==== MATERIAL PROVIDED ====

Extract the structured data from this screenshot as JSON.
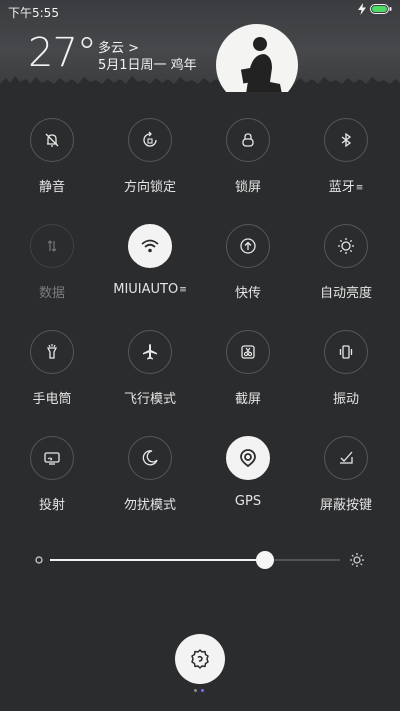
{
  "status_bar": {
    "time": "下午5:55",
    "battery_color": "#4cd964"
  },
  "weather": {
    "temperature": "27°",
    "condition": "多云 >",
    "date": "5月1日周一  鸡年"
  },
  "toggles": [
    {
      "label": "静音",
      "icon": "bell-off-icon",
      "state": "off"
    },
    {
      "label": "方向锁定",
      "icon": "rotation-lock-icon",
      "state": "off"
    },
    {
      "label": "锁屏",
      "icon": "lock-icon",
      "state": "off"
    },
    {
      "label": "蓝牙",
      "icon": "bluetooth-icon",
      "state": "off",
      "has_more": true
    },
    {
      "label": "数据",
      "icon": "mobile-data-icon",
      "state": "disabled"
    },
    {
      "label": "MIUIAUTO",
      "icon": "wifi-icon",
      "state": "on",
      "has_more": true
    },
    {
      "label": "快传",
      "icon": "quick-transfer-icon",
      "state": "off"
    },
    {
      "label": "自动亮度",
      "icon": "auto-brightness-icon",
      "state": "off"
    },
    {
      "label": "手电筒",
      "icon": "flashlight-icon",
      "state": "off"
    },
    {
      "label": "飞行模式",
      "icon": "airplane-icon",
      "state": "off"
    },
    {
      "label": "截屏",
      "icon": "screenshot-icon",
      "state": "off"
    },
    {
      "label": "振动",
      "icon": "vibrate-icon",
      "state": "off"
    },
    {
      "label": "投射",
      "icon": "cast-icon",
      "state": "off"
    },
    {
      "label": "勿扰模式",
      "icon": "moon-icon",
      "state": "off"
    },
    {
      "label": "GPS",
      "icon": "gps-icon",
      "state": "on"
    },
    {
      "label": "屏蔽按键",
      "icon": "block-keys-icon",
      "state": "off"
    }
  ],
  "brightness": {
    "level": 0.74
  },
  "page_indicator": {
    "current": 1,
    "total": 2,
    "active_color": "#7b6cff",
    "inactive_color": "#8a8a8a"
  },
  "colors": {
    "panel_bg": "#2b2c2e",
    "active_circle": "#f3f3f3"
  }
}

====

# REQUIREMENTS
Your copy should match the entries exactly, minus the pictures.

# EXERCISE RESPONSE
Extract the structured data from this screenshot as JSON.
{
  "status_bar": {
    "time": "下午5:55",
    "battery_color": "#4cd964"
  },
  "weather": {
    "temperature": "27°",
    "condition": "多云 >",
    "date": "5月1日周一  鸡年"
  },
  "toggles": [
    {
      "label": "静音",
      "icon": "bell-off-icon",
      "state": "off"
    },
    {
      "label": "方向锁定",
      "icon": "rotation-lock-icon",
      "state": "off"
    },
    {
      "label": "锁屏",
      "icon": "lock-icon",
      "state": "off"
    },
    {
      "label": "蓝牙",
      "icon": "bluetooth-icon",
      "state": "off",
      "has_more": true
    },
    {
      "label": "数据",
      "icon": "mobile-data-icon",
      "state": "disabled"
    },
    {
      "label": "MIUIAUTO",
      "icon": "wifi-icon",
      "state": "on",
      "has_more": true
    },
    {
      "label": "快传",
      "icon": "quick-transfer-icon",
      "state": "off"
    },
    {
      "label": "自动亮度",
      "icon": "auto-brightness-icon",
      "state": "off"
    },
    {
      "label": "手电筒",
      "icon": "flashlight-icon",
      "state": "off"
    },
    {
      "label": "飞行模式",
      "icon": "airplane-icon",
      "state": "off"
    },
    {
      "label": "截屏",
      "icon": "screenshot-icon",
      "state": "off"
    },
    {
      "label": "振动",
      "icon": "vibrate-icon",
      "state": "off"
    },
    {
      "label": "投射",
      "icon": "cast-icon",
      "state": "off"
    },
    {
      "label": "勿扰模式",
      "icon": "moon-icon",
      "state": "off"
    },
    {
      "label": "GPS",
      "icon": "gps-icon",
      "state": "on"
    },
    {
      "label": "屏蔽按键",
      "icon": "block-keys-icon",
      "state": "off"
    }
  ],
  "brightness": {
    "level": 0.74
  },
  "page_indicator": {
    "current": 1,
    "total": 2,
    "active_color": "#7b6cff",
    "inactive_color": "#8a8a8a"
  },
  "colors": {
    "panel_bg": "#2b2c2e",
    "active_circle": "#f3f3f3"
  }
}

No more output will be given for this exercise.